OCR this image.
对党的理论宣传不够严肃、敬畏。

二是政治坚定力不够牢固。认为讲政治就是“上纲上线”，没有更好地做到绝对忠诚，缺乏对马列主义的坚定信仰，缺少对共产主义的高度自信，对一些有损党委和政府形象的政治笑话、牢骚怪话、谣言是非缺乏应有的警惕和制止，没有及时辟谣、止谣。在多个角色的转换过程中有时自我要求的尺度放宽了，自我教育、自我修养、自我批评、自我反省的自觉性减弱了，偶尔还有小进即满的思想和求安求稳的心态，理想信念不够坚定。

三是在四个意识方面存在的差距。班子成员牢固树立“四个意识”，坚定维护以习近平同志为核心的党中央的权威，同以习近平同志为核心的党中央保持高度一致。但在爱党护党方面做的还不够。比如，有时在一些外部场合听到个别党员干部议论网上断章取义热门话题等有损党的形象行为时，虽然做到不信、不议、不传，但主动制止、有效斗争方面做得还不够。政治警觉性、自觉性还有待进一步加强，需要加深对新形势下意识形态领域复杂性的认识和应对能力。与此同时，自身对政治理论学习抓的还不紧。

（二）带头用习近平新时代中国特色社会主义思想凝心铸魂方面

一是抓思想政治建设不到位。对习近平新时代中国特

**Stated goal:** Each line above must be printed exactly as it appears.

**Solved exercise:**
OCR this image.
对党的理论宣传不够严肃、敬畏。

二是政治坚定力不够牢固。认为讲政治就是“上纲上线”，没有更好地做到绝对忠诚，缺乏对马列主义的坚定信仰，缺少对共产主义的高度自信，对一些有损党委和政府形象的政治笑话、牢骚怪话、谣言是非缺乏应有的警惕和制止，没有及时辟谣、止谣。在多个角色的转换过程中有时自我要求的尺度放宽了，自我教育、自我修养、自我批评、自我反省的自觉性减弱了，偶尔还有小进即满的思想和求安求稳的心态，理想信念不够坚定。

三是在四个意识方面存在的差距。班子成员牢固树立“四个意识”，坚定维护以习近平同志为核心的党中央的权威，同以习近平同志为核心的党中央保持高度一致。但在爱党护党方面做的还不够。比如，有时在一些外部场合听到个别党员干部议论网上断章取义热门话题等有损党的形象行为时，虽然做到不信、不议、不传，但主动制止、有效斗争方面做得还不够。政治警觉性、自觉性还有待进一步加强，需要加深对新形势下意识形态领域复杂性的认识和应对能力。与此同时，自身对政治理论学习抓的还不紧。

（二）带头用习近平新时代中国特色社会主义思想凝心铸魂方面

一是抓思想政治建设不到位。对习近平新时代中国特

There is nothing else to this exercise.